• [JOB]:
Copy all the data exactly, except the pictures.

Stored data entries:
-=-=-

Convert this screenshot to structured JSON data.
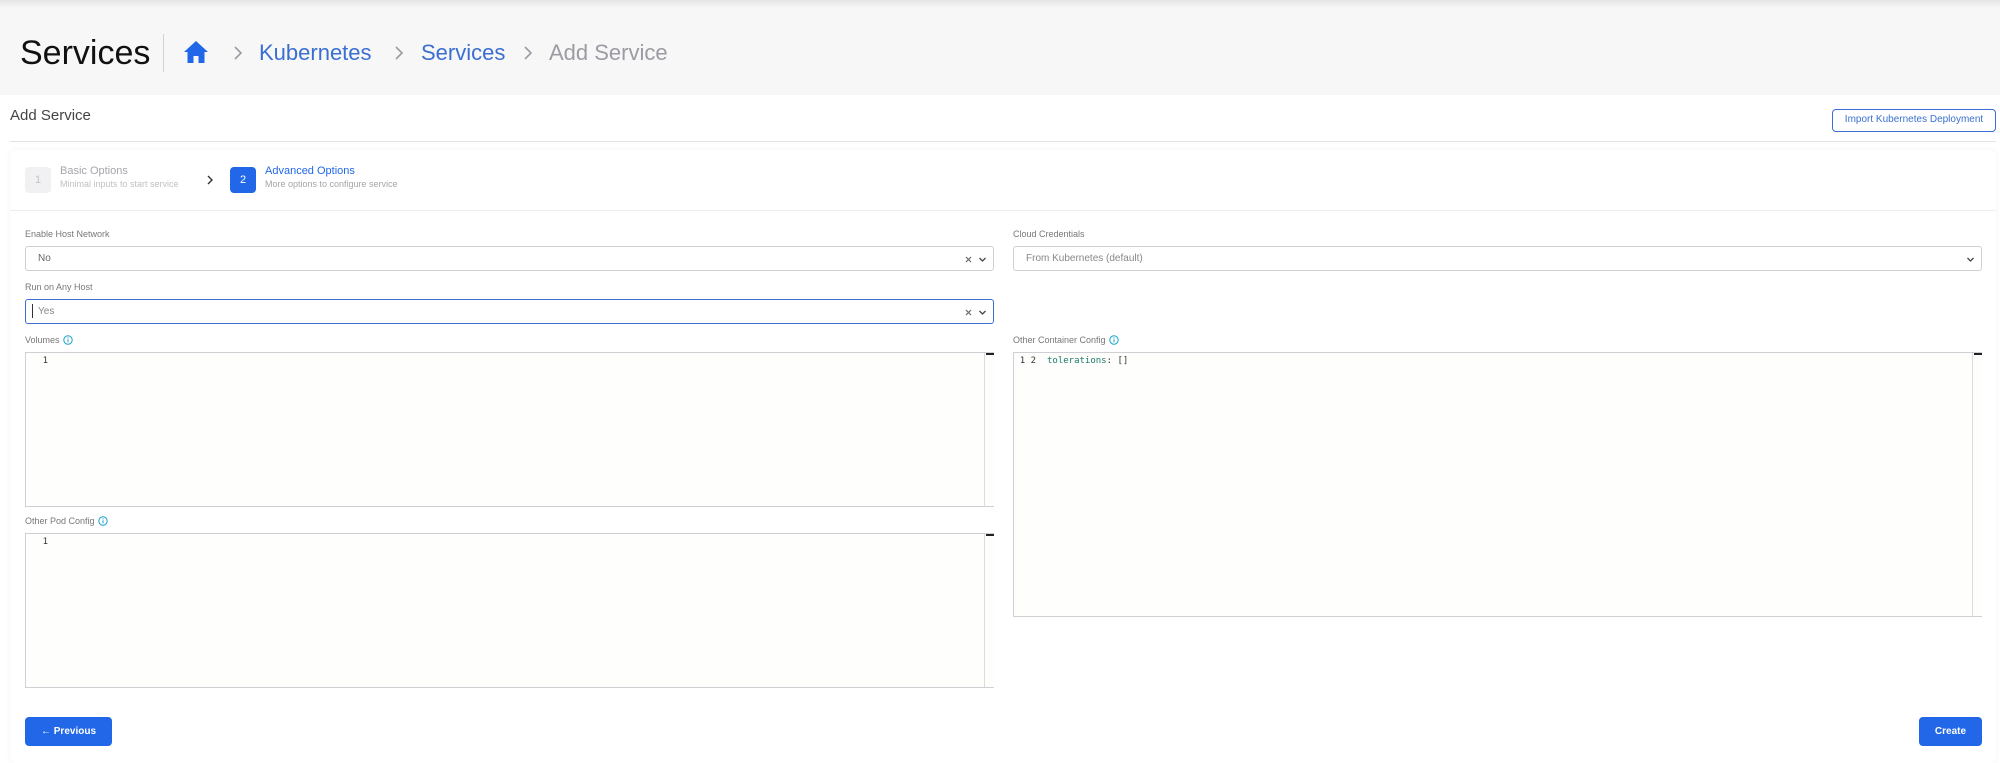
{
  "header": {
    "title": "Services",
    "breadcrumbs": [
      {
        "label": "Kubernetes"
      },
      {
        "label": "Services"
      },
      {
        "label": "Add Service"
      }
    ]
  },
  "section": {
    "title": "Add Service",
    "import_label": "Import Kubernetes Deployment"
  },
  "steps": [
    {
      "number": "1",
      "title": "Basic Options",
      "subtitle": "Minimal inputs to start service",
      "active": false
    },
    {
      "number": "2",
      "title": "Advanced Options",
      "subtitle": "More options to configure service",
      "active": true
    }
  ],
  "form": {
    "host_network": {
      "label": "Enable Host Network",
      "value": "No"
    },
    "cloud_credentials": {
      "label": "Cloud Credentials",
      "value": "From Kubernetes (default)"
    },
    "run_on_any_host": {
      "label": "Run on Any Host",
      "value": "Yes"
    },
    "volumes": {
      "label": "Volumes",
      "line_numbers": "1",
      "code": ""
    },
    "other_container_config": {
      "label": "Other Container Config",
      "line_numbers": "1\n2",
      "code_key": "tolerations",
      "code_rest": ": []"
    },
    "other_pod_config": {
      "label": "Other Pod Config",
      "line_numbers": "1",
      "code": ""
    }
  },
  "footer": {
    "previous_label": "Previous",
    "create_label": "Create"
  },
  "colors": {
    "primary": "#2167e8",
    "link": "#3a6fd1",
    "info": "#17a2c4"
  }
}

-=-=-

• [RESPONSE TO THE EXERCISE]:
Convert this screenshot to structured JSON data.
{
  "header": {
    "title": "Services",
    "breadcrumbs": [
      {
        "label": "Kubernetes"
      },
      {
        "label": "Services"
      },
      {
        "label": "Add Service"
      }
    ]
  },
  "section": {
    "title": "Add Service",
    "import_label": "Import Kubernetes Deployment"
  },
  "steps": [
    {
      "number": "1",
      "title": "Basic Options",
      "subtitle": "Minimal inputs to start service",
      "active": false
    },
    {
      "number": "2",
      "title": "Advanced Options",
      "subtitle": "More options to configure service",
      "active": true
    }
  ],
  "form": {
    "host_network": {
      "label": "Enable Host Network",
      "value": "No"
    },
    "cloud_credentials": {
      "label": "Cloud Credentials",
      "value": "From Kubernetes (default)"
    },
    "run_on_any_host": {
      "label": "Run on Any Host",
      "value": "Yes"
    },
    "volumes": {
      "label": "Volumes",
      "line_numbers": "1",
      "code": ""
    },
    "other_container_config": {
      "label": "Other Container Config",
      "line_numbers": "1\n2",
      "code_key": "tolerations",
      "code_rest": ": []"
    },
    "other_pod_config": {
      "label": "Other Pod Config",
      "line_numbers": "1",
      "code": ""
    }
  },
  "footer": {
    "previous_label": "Previous",
    "create_label": "Create"
  },
  "colors": {
    "primary": "#2167e8",
    "link": "#3a6fd1",
    "info": "#17a2c4"
  }
}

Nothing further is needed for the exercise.